Task details:
The answer must be every line of the data that holds the word "family".

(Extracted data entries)
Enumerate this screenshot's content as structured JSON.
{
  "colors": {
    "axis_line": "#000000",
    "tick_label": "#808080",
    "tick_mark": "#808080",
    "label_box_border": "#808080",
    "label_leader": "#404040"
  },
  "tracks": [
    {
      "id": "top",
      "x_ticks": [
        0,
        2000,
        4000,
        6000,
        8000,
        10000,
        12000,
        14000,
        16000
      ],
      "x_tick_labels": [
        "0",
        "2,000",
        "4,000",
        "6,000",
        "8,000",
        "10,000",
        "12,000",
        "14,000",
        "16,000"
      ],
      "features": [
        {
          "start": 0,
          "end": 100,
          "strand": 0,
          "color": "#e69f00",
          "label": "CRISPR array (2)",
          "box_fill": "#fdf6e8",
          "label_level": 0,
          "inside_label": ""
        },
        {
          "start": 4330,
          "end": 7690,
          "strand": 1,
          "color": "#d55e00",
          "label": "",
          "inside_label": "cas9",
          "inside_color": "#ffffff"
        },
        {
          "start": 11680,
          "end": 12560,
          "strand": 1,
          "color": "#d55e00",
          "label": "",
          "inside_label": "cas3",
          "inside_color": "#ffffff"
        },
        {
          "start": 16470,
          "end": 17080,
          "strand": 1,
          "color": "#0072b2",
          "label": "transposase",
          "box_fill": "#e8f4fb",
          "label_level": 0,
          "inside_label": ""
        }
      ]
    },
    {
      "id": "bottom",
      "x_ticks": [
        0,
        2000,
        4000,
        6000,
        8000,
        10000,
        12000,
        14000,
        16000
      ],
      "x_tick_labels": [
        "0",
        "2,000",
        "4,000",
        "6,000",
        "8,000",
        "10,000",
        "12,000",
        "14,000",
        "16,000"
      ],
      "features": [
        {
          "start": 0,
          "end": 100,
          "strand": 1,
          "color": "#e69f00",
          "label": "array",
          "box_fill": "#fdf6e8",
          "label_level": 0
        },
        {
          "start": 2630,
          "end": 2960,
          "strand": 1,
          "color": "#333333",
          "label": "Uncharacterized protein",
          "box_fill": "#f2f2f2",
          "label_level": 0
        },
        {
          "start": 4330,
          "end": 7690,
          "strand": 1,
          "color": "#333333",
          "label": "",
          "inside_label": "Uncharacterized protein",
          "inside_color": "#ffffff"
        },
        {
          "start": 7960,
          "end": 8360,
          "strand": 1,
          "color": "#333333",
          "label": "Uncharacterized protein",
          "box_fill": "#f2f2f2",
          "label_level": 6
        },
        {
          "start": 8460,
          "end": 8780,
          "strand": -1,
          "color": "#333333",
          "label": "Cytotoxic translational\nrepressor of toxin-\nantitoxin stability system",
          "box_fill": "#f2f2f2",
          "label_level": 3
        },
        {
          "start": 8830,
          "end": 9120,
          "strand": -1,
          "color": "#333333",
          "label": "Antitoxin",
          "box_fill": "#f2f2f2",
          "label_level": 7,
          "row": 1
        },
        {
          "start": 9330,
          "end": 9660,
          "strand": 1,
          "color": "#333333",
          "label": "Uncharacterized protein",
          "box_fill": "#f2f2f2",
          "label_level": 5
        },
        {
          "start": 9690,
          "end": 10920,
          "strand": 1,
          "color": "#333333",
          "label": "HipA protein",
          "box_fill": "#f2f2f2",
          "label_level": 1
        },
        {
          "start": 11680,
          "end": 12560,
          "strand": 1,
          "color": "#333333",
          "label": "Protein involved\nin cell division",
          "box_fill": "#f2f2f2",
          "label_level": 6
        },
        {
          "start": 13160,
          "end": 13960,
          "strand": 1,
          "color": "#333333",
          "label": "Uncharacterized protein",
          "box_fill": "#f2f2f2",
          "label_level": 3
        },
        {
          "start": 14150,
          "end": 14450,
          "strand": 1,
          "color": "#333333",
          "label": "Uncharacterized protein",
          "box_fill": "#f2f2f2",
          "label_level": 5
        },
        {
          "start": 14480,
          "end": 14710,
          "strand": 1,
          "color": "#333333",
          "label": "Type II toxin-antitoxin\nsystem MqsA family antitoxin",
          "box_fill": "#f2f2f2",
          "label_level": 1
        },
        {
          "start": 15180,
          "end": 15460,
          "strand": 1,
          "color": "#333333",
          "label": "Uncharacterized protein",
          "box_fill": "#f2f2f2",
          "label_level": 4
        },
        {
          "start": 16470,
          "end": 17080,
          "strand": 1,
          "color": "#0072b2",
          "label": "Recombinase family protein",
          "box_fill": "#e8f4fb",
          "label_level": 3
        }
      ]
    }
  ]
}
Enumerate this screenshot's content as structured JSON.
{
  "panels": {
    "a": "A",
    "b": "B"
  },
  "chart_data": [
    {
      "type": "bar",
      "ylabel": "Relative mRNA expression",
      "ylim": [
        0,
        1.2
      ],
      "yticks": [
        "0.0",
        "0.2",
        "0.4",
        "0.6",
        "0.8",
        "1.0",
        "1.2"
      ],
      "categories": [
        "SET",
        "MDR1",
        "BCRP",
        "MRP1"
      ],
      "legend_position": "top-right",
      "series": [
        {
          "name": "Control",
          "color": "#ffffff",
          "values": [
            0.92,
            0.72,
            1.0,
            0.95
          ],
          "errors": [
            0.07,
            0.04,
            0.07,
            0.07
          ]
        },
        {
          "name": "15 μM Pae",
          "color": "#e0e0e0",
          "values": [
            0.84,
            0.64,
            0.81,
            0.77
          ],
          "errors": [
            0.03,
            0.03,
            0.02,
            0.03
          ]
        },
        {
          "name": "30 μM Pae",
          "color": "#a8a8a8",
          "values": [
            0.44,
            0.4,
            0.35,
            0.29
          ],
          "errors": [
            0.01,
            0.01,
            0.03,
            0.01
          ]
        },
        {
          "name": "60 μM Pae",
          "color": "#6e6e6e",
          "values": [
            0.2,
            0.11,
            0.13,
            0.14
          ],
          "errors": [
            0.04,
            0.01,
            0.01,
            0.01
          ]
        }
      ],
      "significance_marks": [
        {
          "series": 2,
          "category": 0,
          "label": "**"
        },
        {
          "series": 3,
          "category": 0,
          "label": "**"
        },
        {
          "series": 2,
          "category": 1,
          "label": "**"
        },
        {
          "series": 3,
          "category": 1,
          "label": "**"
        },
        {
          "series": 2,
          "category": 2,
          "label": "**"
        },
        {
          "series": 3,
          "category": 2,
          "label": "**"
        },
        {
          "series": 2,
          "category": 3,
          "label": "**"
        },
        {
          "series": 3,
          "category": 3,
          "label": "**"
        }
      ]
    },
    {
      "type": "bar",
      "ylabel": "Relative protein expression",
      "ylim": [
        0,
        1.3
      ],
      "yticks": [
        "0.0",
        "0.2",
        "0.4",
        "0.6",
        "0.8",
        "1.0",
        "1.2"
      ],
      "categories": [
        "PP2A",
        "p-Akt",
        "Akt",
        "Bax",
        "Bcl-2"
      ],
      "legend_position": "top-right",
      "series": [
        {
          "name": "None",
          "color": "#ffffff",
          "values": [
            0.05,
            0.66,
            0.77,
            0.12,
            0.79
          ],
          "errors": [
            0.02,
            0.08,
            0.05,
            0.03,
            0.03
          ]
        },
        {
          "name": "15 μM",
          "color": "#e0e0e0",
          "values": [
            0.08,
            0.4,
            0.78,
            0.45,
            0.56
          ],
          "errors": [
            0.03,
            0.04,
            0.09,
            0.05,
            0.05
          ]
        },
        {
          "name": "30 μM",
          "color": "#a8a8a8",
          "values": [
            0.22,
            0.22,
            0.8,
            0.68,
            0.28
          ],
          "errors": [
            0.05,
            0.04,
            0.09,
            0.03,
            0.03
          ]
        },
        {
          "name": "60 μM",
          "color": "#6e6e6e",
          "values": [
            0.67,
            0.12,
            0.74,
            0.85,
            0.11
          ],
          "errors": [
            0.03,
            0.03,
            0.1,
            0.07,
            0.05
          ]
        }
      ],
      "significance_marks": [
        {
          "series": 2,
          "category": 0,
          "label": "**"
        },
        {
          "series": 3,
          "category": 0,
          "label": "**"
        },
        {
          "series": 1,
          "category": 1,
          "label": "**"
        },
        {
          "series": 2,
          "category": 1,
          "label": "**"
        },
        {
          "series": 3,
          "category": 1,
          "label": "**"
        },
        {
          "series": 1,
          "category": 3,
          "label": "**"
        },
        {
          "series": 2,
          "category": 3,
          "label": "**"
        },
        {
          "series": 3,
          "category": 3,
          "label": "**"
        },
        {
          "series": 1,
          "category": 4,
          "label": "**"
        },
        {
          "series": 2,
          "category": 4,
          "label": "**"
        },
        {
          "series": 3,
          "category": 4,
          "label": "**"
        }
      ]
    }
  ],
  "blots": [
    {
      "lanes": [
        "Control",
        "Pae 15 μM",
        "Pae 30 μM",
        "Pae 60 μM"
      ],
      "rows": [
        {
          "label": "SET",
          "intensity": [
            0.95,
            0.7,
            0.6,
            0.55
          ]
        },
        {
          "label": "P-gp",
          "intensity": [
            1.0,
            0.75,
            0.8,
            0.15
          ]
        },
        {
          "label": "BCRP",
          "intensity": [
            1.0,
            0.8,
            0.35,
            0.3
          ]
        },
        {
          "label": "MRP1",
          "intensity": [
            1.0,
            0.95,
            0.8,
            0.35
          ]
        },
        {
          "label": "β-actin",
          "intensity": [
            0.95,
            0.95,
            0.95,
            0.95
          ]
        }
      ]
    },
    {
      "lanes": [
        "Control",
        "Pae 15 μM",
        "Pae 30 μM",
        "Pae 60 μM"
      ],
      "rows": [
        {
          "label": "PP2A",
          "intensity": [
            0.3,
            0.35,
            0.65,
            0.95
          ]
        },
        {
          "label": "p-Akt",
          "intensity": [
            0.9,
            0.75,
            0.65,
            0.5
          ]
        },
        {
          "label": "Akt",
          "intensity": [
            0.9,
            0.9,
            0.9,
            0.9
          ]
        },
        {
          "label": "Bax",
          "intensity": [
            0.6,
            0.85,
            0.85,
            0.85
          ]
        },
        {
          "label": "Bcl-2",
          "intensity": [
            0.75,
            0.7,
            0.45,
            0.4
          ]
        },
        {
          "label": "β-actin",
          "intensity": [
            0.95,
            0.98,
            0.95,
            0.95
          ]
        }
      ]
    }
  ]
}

Written solution:
          "label": "Type II toxin-antitoxin\nsystem MqsA family antitoxin",
          "label": "Recombinase family protein",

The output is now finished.